--- Passage shown ---
AIM: Deploy Web app using Kubernetes

THEORY:

 What is Kubernetes?
Kubernetes is a portable, extensible, open-source platform for
managing containerized workloads and services, that facilitates
both declarative configuration and automation. It has a large,
rapidly growing ecosystem. Kubernetes services, support, and tools
are widely available.
The name Kubernetes originates from Greek, meaning helmsman or
pilot. Google open-sourced the Kubernetes project in 2014.
Kubernetes combines over 15 years of Google's experience running
production workloads at scale with best-of-breed ideas and
practices from the community

 Why you need Kubernetes and what it can do


Containers are a good way to bundle and run your applications. In a
production environment, you need to manage the containers that
run the applications and ensure that there is no downtime. For
example, if a container goes down, another container needs to
start. Wouldn't it be easier if this behavior was handled by a
system?
That's how Kubernetes comes to the rescue! Kubernetes provides
you with a framework to run distributed systems resiliently. It takes
care of scaling and failover for your application, provides
deployment patterns, and more. For example, Kubernetes can
easily manage a canary deployment for your system.
Kubernetes provides you with:
 Service discovery and load balancing
 Storage orchestration
 Automated rollouts and rollbacks
 Automatic bin packing
 Self-healing
 Secret and configuration management
 Kubernetes Components
When you deploy Kubernetes, you get a cluster.
A Kubernetes cluster consists of a set of worker machines, called
nodes, that run containerized applications. Every cluster has at
least one worker node.
The worker node(s) host the Pods that are the components of the
application workload. The control plane manages the worker nodes
and the Pods in the cluster. In production environments, the control
plane usually runs across multiple computers and a cluster usually
runs multiple nodes, providing fault-tolerance and high availability.
This document outlines the various components you need to have a
complete and working Kubernetes cluster.
Here's the diagram of a Kubernetes cluster with all the components
tied together.

 Kubernetes Architecture
Kubernetes Architecture on AWS:

 Control Plane Components


The control plane's components make global decisions about the
cluster (for example, scheduling), as well as detecting and
responding to cluster events (for example, starting up a new pod
when a deployment's replicas field is unsatisfied).
Control plane components can be run on any machine in the
cluster. However, for simplicity, set up scripts typically start all
control plane components on the same machine, and do not run
user containers on this machine. See Building High-Availability
Clusters for an example multi-master-VM setup.
1. kube-apiserver
The API server is a component of the Kubernetes control plane that
exposes the Kubernetes API. The API server is the front end for the
Kubernetes control plane.
The main implementation of a Kubernetes API server is kube-
apiserver. kube-apiserver is designed to scale horizontally—that is,
it scales by deploying more instances. You can run several
instances of kube-apiserver and balance traffic between those
instances.
2. etcd
Consistent and highly-available key value store used as Kubernetes'
backing store for all cluster data.
If your Kubernetes cluster uses etcd as its backing store, make sure
you have a back up plan for those data.
You can find in-depth information about etcd in the official
documentation.

--- Do this ---
From the Kubernetes passage above, list every capability that it says Kubernetes provides you with.

--- Items ---
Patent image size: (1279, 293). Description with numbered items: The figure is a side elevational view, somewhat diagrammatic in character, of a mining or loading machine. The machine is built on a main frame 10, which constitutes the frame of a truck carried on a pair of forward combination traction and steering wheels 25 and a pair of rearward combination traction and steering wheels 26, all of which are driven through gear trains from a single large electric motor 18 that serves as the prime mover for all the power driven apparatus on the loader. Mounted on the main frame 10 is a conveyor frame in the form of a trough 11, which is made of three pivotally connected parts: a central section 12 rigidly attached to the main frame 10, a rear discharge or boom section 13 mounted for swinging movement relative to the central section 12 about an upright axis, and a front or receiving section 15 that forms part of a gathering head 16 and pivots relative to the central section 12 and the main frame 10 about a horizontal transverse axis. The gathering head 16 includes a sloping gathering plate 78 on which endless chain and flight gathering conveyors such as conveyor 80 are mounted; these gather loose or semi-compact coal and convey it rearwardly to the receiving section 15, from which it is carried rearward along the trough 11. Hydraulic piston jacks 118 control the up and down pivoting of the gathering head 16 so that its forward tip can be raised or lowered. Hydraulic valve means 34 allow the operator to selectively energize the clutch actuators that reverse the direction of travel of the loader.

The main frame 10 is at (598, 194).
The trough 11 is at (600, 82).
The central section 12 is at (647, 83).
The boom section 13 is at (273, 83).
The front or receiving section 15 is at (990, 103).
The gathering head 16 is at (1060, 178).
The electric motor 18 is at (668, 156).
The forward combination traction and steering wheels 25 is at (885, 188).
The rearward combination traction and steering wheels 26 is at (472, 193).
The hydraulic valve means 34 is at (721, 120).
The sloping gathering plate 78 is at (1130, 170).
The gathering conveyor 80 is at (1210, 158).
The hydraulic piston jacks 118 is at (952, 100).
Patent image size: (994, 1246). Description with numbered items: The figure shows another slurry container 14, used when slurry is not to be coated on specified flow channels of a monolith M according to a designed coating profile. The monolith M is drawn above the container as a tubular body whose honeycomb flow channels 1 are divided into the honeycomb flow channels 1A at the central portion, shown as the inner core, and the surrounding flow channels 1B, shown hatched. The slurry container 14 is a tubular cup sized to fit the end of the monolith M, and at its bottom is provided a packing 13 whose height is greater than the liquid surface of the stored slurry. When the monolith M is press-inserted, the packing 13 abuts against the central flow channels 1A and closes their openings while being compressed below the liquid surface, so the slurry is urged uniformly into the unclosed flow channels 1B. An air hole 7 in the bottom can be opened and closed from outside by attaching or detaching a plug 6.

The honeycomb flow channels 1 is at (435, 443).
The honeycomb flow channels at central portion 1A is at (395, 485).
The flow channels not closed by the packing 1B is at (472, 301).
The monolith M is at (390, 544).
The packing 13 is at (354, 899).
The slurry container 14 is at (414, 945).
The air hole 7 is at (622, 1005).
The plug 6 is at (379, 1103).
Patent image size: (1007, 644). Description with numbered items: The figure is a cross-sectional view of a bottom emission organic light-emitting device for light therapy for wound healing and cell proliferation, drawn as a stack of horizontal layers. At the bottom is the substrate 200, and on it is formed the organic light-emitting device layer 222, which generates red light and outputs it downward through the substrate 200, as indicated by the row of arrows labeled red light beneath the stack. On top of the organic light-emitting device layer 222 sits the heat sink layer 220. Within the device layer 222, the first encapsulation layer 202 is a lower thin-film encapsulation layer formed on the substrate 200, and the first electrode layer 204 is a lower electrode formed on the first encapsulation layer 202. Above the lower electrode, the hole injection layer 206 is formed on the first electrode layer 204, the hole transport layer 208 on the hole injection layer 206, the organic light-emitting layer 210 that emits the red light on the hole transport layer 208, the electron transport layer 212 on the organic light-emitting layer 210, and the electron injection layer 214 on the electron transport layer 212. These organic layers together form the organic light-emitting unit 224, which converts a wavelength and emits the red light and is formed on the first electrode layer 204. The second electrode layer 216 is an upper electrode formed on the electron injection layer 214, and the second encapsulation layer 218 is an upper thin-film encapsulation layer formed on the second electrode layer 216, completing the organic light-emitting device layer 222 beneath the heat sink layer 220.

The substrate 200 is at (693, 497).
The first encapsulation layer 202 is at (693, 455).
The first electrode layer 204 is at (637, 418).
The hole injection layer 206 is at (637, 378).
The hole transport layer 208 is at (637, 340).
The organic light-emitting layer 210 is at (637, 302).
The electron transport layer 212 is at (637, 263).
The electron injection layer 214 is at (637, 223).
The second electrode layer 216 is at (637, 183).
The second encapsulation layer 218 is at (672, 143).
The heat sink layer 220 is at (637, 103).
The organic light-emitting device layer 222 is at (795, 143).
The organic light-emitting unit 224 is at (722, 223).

--- Exercise output ---
Service discovery and load balancing
Storage orchestration
Automated rollouts and rollbacks
Automatic bin packing
Self-healing
Secret and configuration management